Data provided >>
──────────

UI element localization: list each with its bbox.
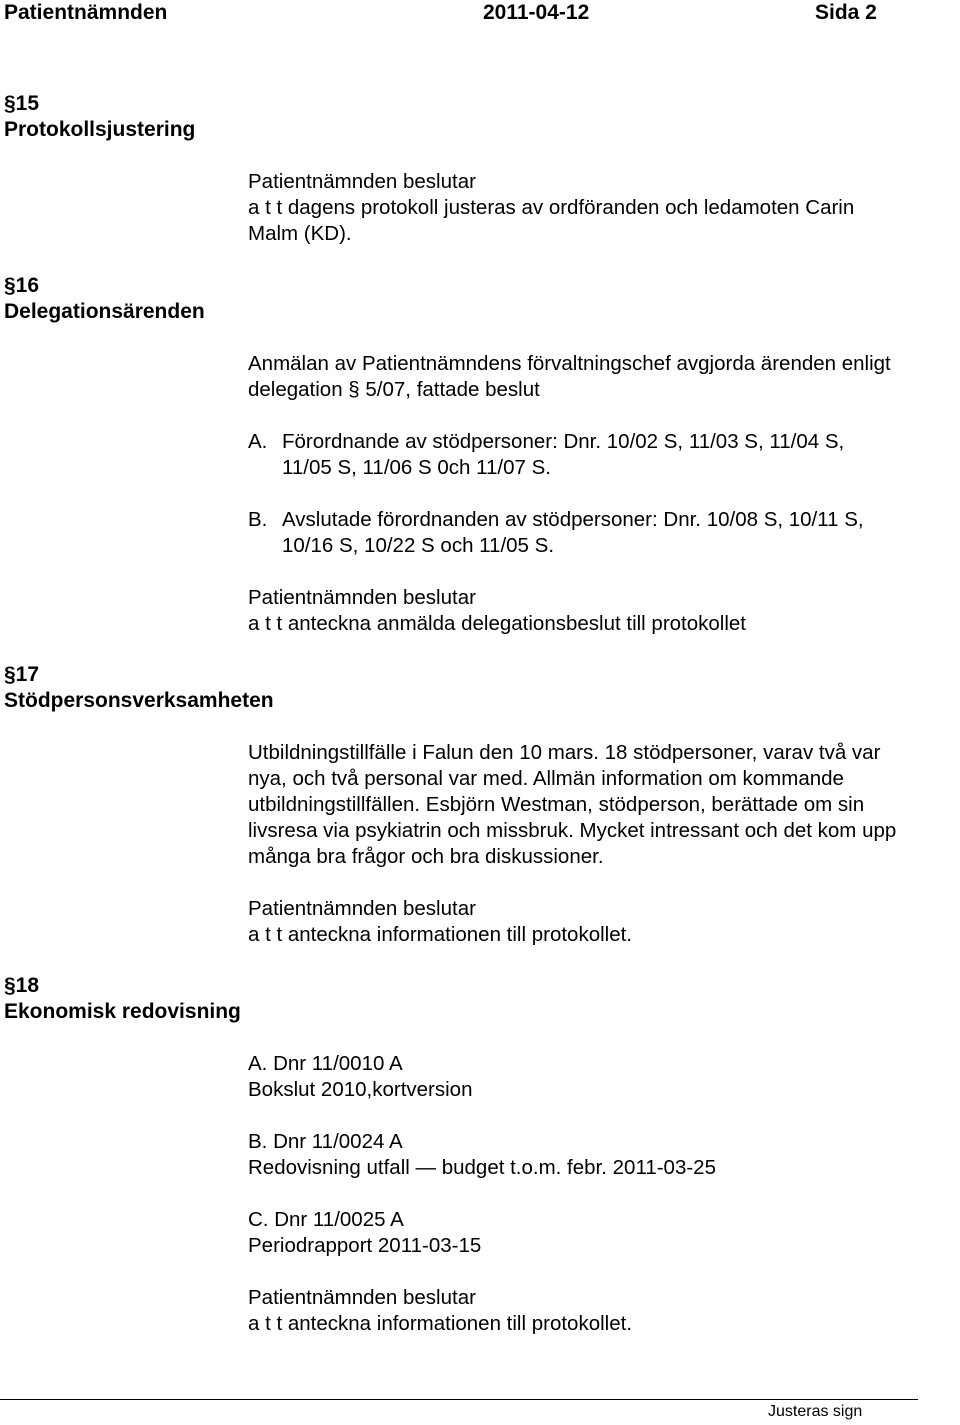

──────────

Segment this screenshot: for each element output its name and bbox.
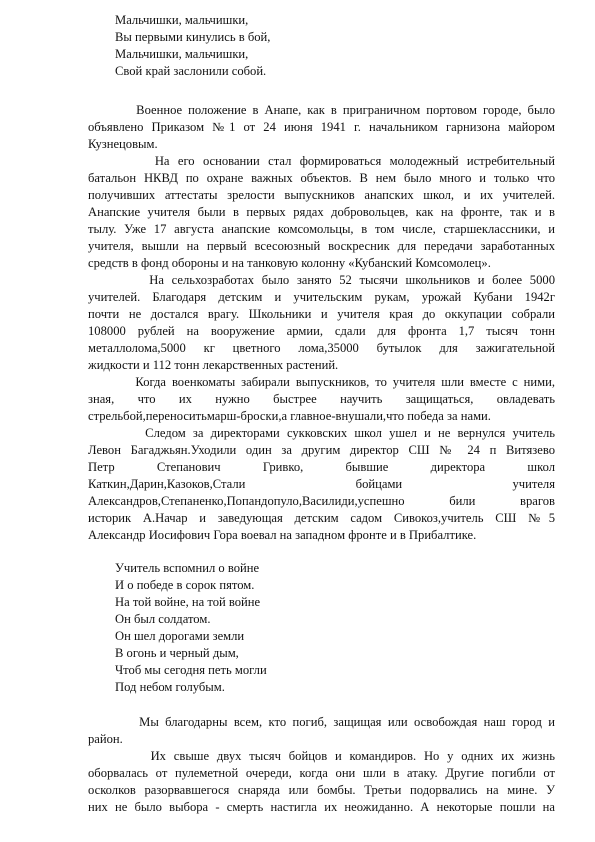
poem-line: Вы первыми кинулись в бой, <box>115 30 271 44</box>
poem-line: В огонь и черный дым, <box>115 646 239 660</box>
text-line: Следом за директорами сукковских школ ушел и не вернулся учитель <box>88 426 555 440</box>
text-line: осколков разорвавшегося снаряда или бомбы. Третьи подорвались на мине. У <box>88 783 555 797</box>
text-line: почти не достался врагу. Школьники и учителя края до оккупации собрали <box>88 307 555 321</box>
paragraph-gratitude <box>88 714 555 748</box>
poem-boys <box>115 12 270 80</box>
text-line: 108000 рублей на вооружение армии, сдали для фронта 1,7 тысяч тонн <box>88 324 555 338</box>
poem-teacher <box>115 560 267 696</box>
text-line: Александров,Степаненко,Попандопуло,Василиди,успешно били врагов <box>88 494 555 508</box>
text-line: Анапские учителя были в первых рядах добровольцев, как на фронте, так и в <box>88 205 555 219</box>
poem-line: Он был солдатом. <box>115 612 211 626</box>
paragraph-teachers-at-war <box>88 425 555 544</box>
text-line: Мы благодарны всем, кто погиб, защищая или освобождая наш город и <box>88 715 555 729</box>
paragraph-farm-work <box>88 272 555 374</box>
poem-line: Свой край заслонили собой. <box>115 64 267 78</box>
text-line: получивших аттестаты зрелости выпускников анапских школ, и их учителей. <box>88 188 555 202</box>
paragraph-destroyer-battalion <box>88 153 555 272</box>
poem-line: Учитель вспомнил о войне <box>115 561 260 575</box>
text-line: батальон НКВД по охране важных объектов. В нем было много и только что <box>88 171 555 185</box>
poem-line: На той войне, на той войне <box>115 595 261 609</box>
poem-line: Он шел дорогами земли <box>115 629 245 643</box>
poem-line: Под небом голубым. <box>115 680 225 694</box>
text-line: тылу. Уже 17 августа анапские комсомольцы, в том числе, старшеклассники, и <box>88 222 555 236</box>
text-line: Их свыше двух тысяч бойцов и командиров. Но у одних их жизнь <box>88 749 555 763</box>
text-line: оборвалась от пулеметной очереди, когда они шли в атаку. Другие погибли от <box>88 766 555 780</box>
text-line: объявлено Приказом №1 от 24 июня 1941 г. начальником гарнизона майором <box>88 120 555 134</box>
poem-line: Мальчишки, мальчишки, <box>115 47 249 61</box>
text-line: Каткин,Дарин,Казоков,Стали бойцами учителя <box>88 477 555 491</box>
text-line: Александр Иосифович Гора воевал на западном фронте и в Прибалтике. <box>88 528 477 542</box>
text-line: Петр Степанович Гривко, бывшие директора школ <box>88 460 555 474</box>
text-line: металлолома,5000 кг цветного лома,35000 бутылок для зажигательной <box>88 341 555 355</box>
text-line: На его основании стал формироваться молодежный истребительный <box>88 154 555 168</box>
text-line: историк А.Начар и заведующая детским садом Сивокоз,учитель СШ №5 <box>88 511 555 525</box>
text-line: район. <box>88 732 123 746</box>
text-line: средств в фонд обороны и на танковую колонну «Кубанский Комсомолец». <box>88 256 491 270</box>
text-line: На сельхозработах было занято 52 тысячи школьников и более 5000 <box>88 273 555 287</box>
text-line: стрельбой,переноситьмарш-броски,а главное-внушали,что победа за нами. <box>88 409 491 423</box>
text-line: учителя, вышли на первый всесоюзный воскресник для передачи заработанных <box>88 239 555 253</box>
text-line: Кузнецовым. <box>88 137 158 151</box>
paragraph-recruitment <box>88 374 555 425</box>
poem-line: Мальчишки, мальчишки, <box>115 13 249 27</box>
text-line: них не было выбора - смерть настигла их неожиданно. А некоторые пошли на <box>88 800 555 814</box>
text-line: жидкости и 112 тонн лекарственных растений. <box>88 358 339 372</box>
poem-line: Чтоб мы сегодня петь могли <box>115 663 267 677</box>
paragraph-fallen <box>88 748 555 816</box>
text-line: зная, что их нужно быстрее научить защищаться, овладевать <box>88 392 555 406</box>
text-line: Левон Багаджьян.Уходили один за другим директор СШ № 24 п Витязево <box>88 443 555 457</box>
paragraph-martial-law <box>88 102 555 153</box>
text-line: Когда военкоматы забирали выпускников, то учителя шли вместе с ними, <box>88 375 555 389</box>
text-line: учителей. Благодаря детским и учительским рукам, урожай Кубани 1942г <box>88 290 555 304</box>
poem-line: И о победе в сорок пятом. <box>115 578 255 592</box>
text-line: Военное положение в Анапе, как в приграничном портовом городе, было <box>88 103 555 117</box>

──────────

Task brief >> Format the lines above as a Markdown table with the columns Row and Line, beginning with the line that contains "Segment this screenshot: for" and continuing through the line that contains "paragraph-teachers-at-war <box>88 425". Number each row, omit blank lines, and leave the pictures out.

The result >>
| Row | Line |
|---|---|
| 1 | Segment this screenshot: for each element output its name and bbox. |
| 2 | poem-line: Вы первыми кинулись в бой, <box>115 30 271 44</box> |
| 3 | poem-line: В огонь и черный дым, <box>115 646 239 660</box> |
| 4 | text-line: Следом за директорами сукковских школ ушел и не вернулся учитель <box>88 426 555 440</box> |
| 5 | text-line: осколков разорвавшегося снаряда или бомбы. Третьи подорвались на мине. У <box>88 783 555 797</box> |
| 6 | text-line: почти не достался врагу. Школьники и учителя края до оккупации собрали <box>88 307 555 321</box> |
| 7 | paragraph-gratitude <box>88 714 555 748</box> |
| 8 | poem-boys <box>115 12 270 80</box> |
| 9 | text-line: 108000 рублей на вооружение армии, сдали для фронта 1,7 тысяч тонн <box>88 324 555 338</box> |
| 10 | poem-teacher <box>115 560 267 696</box> |
| 11 | text-line: Александров,Степаненко,Попандопуло,Василиди,успешно били врагов <box>88 494 555 508</box> |
| 12 | text-line: Анапские учителя были в первых рядах добровольцев, как на фронте, так и в <box>88 205 555 219</box> |
| 13 | poem-line: Он был солдатом. <box>115 612 211 626</box> |
| 14 | paragraph-teachers-at-war <box>88 425 555 544</box> |